Dataset entries:
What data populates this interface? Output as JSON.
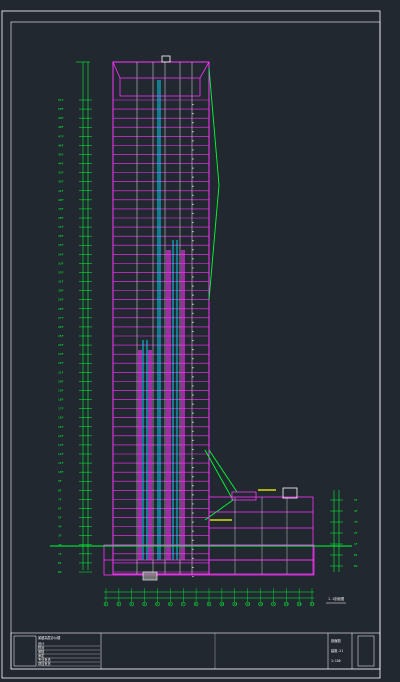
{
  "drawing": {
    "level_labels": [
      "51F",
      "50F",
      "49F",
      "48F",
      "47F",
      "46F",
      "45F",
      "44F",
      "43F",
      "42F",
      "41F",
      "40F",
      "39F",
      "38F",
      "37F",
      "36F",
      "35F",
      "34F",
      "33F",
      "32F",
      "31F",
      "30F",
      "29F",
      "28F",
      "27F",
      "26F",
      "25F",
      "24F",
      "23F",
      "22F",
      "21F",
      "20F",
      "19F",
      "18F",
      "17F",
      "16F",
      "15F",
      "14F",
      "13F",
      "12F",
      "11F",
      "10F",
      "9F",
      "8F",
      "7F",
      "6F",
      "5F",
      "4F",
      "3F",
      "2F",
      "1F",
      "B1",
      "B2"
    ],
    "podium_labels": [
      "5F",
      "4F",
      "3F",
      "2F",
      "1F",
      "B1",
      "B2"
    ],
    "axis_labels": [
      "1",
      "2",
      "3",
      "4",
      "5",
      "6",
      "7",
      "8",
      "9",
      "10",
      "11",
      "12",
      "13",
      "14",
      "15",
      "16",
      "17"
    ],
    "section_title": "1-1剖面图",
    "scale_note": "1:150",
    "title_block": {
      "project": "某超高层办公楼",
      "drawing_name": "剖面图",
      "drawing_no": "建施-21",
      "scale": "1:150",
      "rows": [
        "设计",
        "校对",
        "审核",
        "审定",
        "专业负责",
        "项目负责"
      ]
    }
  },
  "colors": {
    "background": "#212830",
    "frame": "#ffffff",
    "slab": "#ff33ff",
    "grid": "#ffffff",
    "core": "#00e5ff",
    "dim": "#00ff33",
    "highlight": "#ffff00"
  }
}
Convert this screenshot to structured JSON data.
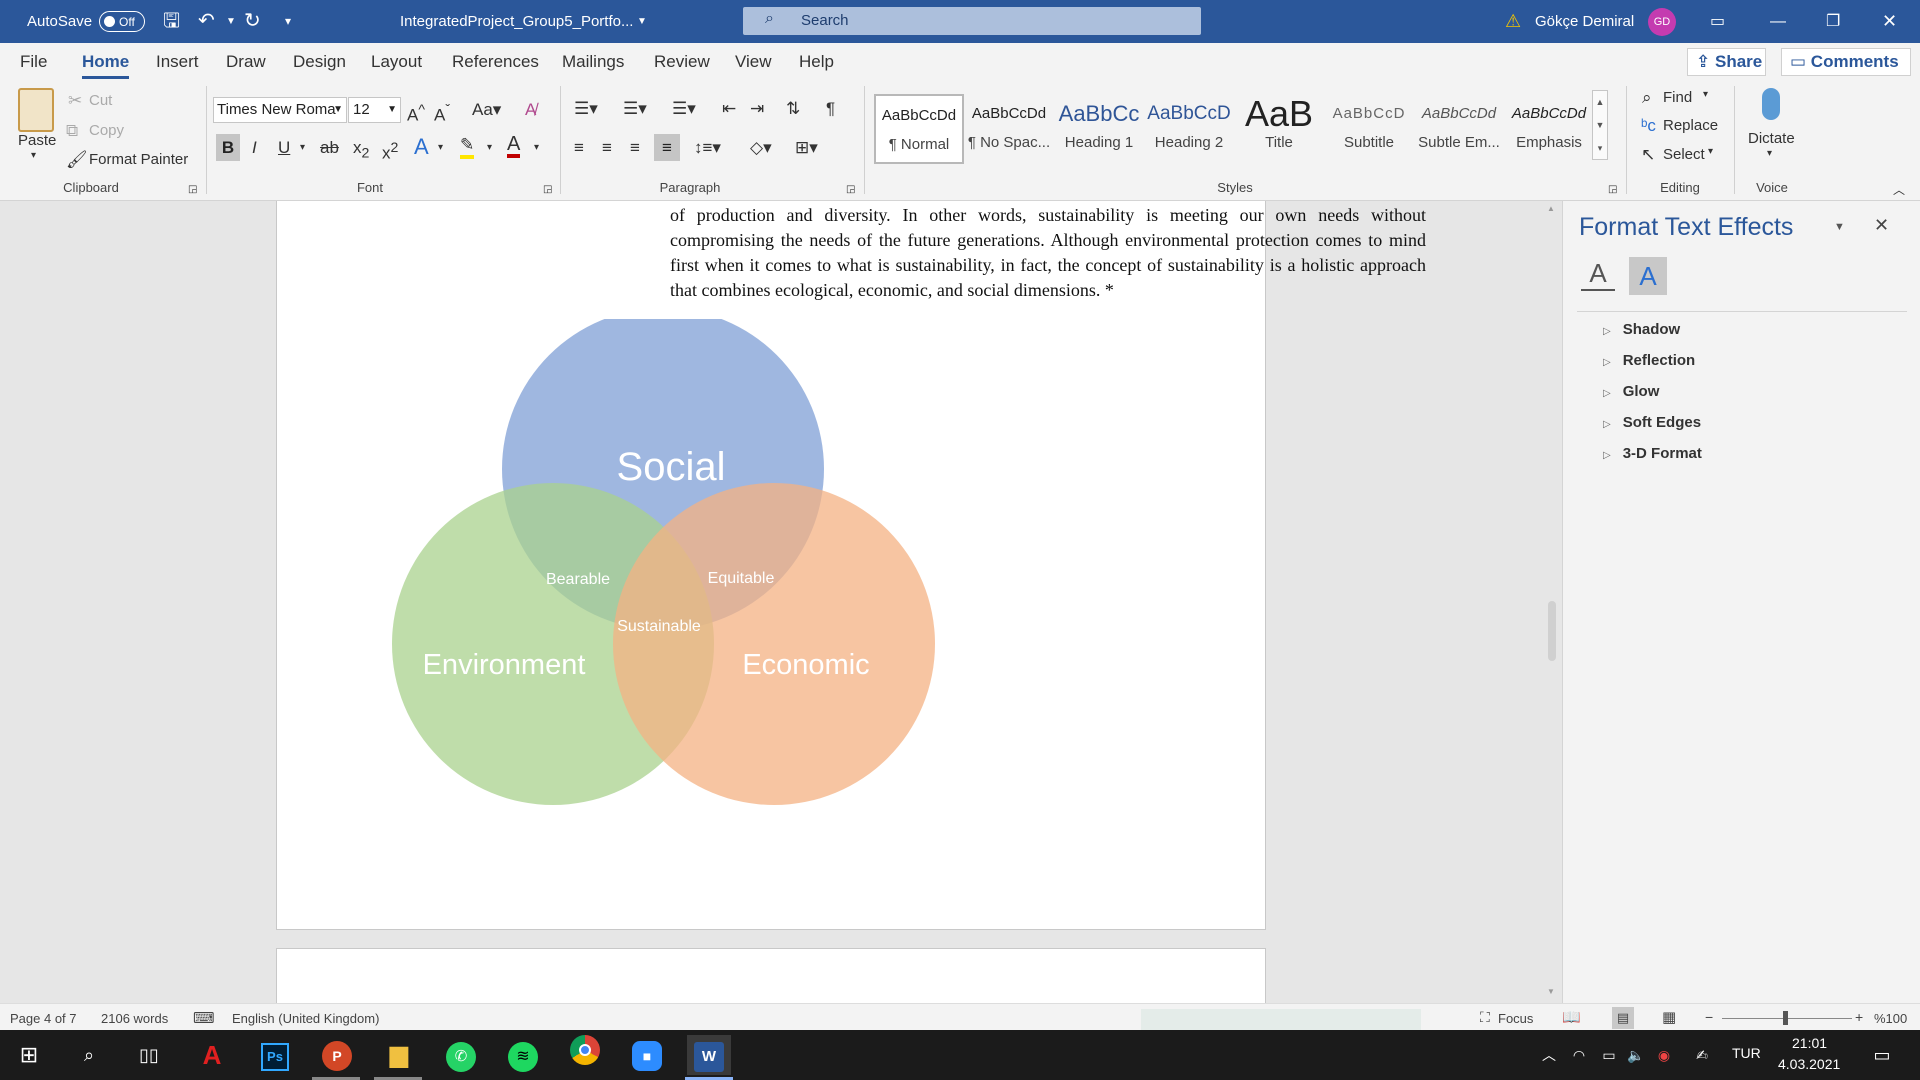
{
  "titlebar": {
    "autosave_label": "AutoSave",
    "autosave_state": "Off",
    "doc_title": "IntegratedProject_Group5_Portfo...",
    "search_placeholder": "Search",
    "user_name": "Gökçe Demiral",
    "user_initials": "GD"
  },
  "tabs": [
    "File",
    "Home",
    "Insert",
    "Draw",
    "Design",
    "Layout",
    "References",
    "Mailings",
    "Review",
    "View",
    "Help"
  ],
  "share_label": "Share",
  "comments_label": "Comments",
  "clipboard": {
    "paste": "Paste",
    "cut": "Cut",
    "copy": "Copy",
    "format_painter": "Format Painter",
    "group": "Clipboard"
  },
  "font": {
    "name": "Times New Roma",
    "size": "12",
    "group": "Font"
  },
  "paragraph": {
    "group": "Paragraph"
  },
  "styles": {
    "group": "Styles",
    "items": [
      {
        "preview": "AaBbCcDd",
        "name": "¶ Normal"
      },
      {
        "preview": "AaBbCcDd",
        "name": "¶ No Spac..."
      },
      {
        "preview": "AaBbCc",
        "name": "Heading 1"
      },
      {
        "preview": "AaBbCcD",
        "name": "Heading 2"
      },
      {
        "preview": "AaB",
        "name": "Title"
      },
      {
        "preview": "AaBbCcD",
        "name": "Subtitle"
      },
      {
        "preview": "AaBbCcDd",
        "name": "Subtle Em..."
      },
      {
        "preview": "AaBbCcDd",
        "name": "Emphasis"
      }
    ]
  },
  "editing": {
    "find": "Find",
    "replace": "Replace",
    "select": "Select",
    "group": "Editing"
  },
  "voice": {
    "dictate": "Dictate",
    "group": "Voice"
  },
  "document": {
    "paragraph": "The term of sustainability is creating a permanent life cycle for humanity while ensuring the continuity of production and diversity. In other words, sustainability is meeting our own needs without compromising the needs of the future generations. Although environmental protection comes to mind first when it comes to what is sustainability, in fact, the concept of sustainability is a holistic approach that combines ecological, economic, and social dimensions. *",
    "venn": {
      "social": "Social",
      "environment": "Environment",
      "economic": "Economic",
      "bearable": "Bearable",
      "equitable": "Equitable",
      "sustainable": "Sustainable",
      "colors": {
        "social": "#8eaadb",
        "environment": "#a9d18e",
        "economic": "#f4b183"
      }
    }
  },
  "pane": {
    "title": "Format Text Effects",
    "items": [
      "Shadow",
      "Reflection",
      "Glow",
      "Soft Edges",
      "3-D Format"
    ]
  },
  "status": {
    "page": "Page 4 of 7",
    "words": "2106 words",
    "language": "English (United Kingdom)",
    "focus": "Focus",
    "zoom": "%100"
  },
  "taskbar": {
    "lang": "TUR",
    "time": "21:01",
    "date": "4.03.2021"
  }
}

Stated goal: Gather all lines from the records above in which "JSON" appears.

Finished answer:
What data populates this interface? Output as JSON.
Convert this screenshot to structured JSON data.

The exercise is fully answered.